[STATED EXERCISE]:
Take the data that follows and retype it word for word.
[Begin]
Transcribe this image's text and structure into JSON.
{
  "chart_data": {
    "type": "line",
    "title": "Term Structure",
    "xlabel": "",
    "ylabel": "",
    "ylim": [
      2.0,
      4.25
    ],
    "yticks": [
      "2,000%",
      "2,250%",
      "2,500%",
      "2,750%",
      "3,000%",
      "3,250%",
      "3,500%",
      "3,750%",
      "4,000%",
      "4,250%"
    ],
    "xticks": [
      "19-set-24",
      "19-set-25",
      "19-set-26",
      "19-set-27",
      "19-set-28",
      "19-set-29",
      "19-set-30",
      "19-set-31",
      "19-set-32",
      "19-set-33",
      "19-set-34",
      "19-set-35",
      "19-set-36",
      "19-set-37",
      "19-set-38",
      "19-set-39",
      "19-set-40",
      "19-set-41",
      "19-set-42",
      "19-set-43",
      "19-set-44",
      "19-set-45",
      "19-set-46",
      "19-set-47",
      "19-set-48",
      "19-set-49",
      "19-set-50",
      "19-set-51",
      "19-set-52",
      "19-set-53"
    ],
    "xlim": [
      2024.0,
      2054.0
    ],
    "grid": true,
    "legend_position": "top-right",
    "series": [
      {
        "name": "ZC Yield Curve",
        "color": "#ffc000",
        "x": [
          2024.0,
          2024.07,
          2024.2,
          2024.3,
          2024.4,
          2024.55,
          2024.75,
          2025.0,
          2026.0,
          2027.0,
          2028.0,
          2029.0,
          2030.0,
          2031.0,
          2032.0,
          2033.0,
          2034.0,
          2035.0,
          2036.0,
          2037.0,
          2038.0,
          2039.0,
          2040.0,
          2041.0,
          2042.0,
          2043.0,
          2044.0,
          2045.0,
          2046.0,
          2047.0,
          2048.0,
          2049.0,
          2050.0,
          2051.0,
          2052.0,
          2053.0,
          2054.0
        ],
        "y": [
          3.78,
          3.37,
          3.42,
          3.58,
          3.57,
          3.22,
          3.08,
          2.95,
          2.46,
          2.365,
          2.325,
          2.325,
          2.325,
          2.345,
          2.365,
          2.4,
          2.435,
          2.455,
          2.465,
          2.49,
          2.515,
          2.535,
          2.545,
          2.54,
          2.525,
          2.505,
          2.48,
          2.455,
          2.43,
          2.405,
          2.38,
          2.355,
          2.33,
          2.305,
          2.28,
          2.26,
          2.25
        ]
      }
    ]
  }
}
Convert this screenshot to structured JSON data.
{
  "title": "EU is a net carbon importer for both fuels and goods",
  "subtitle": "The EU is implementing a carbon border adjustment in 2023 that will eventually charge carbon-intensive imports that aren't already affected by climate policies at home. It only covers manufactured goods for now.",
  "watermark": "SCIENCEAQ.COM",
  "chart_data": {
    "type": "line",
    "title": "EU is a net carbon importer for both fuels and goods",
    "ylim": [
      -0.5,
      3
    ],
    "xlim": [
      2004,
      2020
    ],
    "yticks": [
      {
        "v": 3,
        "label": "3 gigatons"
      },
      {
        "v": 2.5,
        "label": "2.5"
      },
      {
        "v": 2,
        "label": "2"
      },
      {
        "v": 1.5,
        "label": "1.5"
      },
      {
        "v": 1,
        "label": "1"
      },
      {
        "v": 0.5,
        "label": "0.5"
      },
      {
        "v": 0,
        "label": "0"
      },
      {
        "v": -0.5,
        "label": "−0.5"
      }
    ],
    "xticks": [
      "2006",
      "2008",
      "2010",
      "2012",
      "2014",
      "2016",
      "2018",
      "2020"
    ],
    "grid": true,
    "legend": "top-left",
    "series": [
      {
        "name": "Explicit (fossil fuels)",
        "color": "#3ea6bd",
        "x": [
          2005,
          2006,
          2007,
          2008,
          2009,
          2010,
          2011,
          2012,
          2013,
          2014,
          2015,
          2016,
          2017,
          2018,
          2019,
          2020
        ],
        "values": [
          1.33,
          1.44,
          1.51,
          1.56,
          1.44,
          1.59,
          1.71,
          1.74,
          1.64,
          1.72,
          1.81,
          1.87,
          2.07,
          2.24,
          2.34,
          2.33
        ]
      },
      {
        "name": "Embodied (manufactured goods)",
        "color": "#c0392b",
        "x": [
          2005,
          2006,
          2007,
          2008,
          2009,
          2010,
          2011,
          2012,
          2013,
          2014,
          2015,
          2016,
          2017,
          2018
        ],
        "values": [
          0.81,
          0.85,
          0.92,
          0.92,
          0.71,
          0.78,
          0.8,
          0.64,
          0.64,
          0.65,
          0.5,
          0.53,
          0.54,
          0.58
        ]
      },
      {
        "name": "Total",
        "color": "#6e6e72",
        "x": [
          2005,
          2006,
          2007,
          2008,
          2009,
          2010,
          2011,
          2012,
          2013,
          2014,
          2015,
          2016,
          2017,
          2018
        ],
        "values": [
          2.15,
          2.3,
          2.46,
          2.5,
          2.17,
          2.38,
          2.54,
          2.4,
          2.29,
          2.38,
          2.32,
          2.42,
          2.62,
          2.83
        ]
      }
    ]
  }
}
[End]
[RESPONSE TO THIS TASK]:
Transcribe this image's text and structure into JSON.
{
  "chart_data": {
    "type": "line",
    "title": "Term Structure",
    "xlabel": "",
    "ylabel": "",
    "ylim": [
      2.0,
      4.25
    ],
    "yticks": [
      "2,000%",
      "2,250%",
      "2,500%",
      "2,750%",
      "3,000%",
      "3,250%",
      "3,500%",
      "3,750%",
      "4,000%",
      "4,250%"
    ],
    "xticks": [
      "19-set-24",
      "19-set-25",
      "19-set-26",
      "19-set-27",
      "19-set-28",
      "19-set-29",
      "19-set-30",
      "19-set-31",
      "19-set-32",
      "19-set-33",
      "19-set-34",
      "19-set-35",
      "19-set-36",
      "19-set-37",
      "19-set-38",
      "19-set-39",
      "19-set-40",
      "19-set-41",
      "19-set-42",
      "19-set-43",
      "19-set-44",
      "19-set-45",
      "19-set-46",
      "19-set-47",
      "19-set-48",
      "19-set-49",
      "19-set-50",
      "19-set-51",
      "19-set-52",
      "19-set-53"
    ],
    "xlim": [
      2024.0,
      2054.0
    ],
    "grid": true,
    "legend_position": "top-right",
    "series": [
      {
        "name": "ZC Yield Curve",
        "color": "#ffc000",
        "x": [
          2024.0,
          2024.07,
          2024.2,
          2024.3,
          2024.4,
          2024.55,
          2024.75,
          2025.0,
          2026.0,
          2027.0,
          2028.0,
          2029.0,
          2030.0,
          2031.0,
          2032.0,
          2033.0,
          2034.0,
          2035.0,
          2036.0,
          2037.0,
          2038.0,
          2039.0,
          2040.0,
          2041.0,
          2042.0,
          2043.0,
          2044.0,
          2045.0,
          2046.0,
          2047.0,
          2048.0,
          2049.0,
          2050.0,
          2051.0,
          2052.0,
          2053.0,
          2054.0
        ],
        "y": [
          3.78,
          3.37,
          3.42,
          3.58,
          3.57,
          3.22,
          3.08,
          2.95,
          2.46,
          2.365,
          2.325,
          2.325,
          2.325,
          2.345,
          2.365,
          2.4,
          2.435,
          2.455,
          2.465,
          2.49,
          2.515,
          2.535,
          2.545,
          2.54,
          2.525,
          2.505,
          2.48,
          2.455,
          2.43,
          2.405,
          2.38,
          2.355,
          2.33,
          2.305,
          2.28,
          2.26,
          2.25
        ]
      }
    ]
  }
}
Convert this screenshot to structured JSON data.
{
  "title": "EU is a net carbon importer for both fuels and goods",
  "subtitle": "The EU is implementing a carbon border adjustment in 2023 that will eventually charge carbon-intensive imports that aren't already affected by climate policies at home. It only covers manufactured goods for now.",
  "watermark": "SCIENCEAQ.COM",
  "chart_data": {
    "type": "line",
    "title": "EU is a net carbon importer for both fuels and goods",
    "ylim": [
      -0.5,
      3
    ],
    "xlim": [
      2004,
      2020
    ],
    "yticks": [
      {
        "v": 3,
        "label": "3 gigatons"
      },
      {
        "v": 2.5,
        "label": "2.5"
      },
      {
        "v": 2,
        "label": "2"
      },
      {
        "v": 1.5,
        "label": "1.5"
      },
      {
        "v": 1,
        "label": "1"
      },
      {
        "v": 0.5,
        "label": "0.5"
      },
      {
        "v": 0,
        "label": "0"
      },
      {
        "v": -0.5,
        "label": "−0.5"
      }
    ],
    "xticks": [
      "2006",
      "2008",
      "2010",
      "2012",
      "2014",
      "2016",
      "2018",
      "2020"
    ],
    "grid": true,
    "legend": "top-left",
    "series": [
      {
        "name": "Explicit (fossil fuels)",
        "color": "#3ea6bd",
        "x": [
          2005,
          2006,
          2007,
          2008,
          2009,
          2010,
          2011,
          2012,
          2013,
          2014,
          2015,
          2016,
          2017,
          2018,
          2019,
          2020
        ],
        "values": [
          1.33,
          1.44,
          1.51,
          1.56,
          1.44,
          1.59,
          1.71,
          1.74,
          1.64,
          1.72,
          1.81,
          1.87,
          2.07,
          2.24,
          2.34,
          2.33
        ]
      },
      {
        "name": "Embodied (manufactured goods)",
        "color": "#c0392b",
        "x": [
          2005,
          2006,
          2007,
          2008,
          2009,
          2010,
          2011,
          2012,
          2013,
          2014,
          2015,
          2016,
          2017,
          2018
        ],
        "values": [
          0.81,
          0.85,
          0.92,
          0.92,
          0.71,
          0.78,
          0.8,
          0.64,
          0.64,
          0.65,
          0.5,
          0.53,
          0.54,
          0.58
        ]
      },
      {
        "name": "Total",
        "color": "#6e6e72",
        "x": [
          2005,
          2006,
          2007,
          2008,
          2009,
          2010,
          2011,
          2012,
          2013,
          2014,
          2015,
          2016,
          2017,
          2018
        ],
        "values": [
          2.15,
          2.3,
          2.46,
          2.5,
          2.17,
          2.38,
          2.54,
          2.4,
          2.29,
          2.38,
          2.32,
          2.42,
          2.62,
          2.83
        ]
      }
    ]
  }
}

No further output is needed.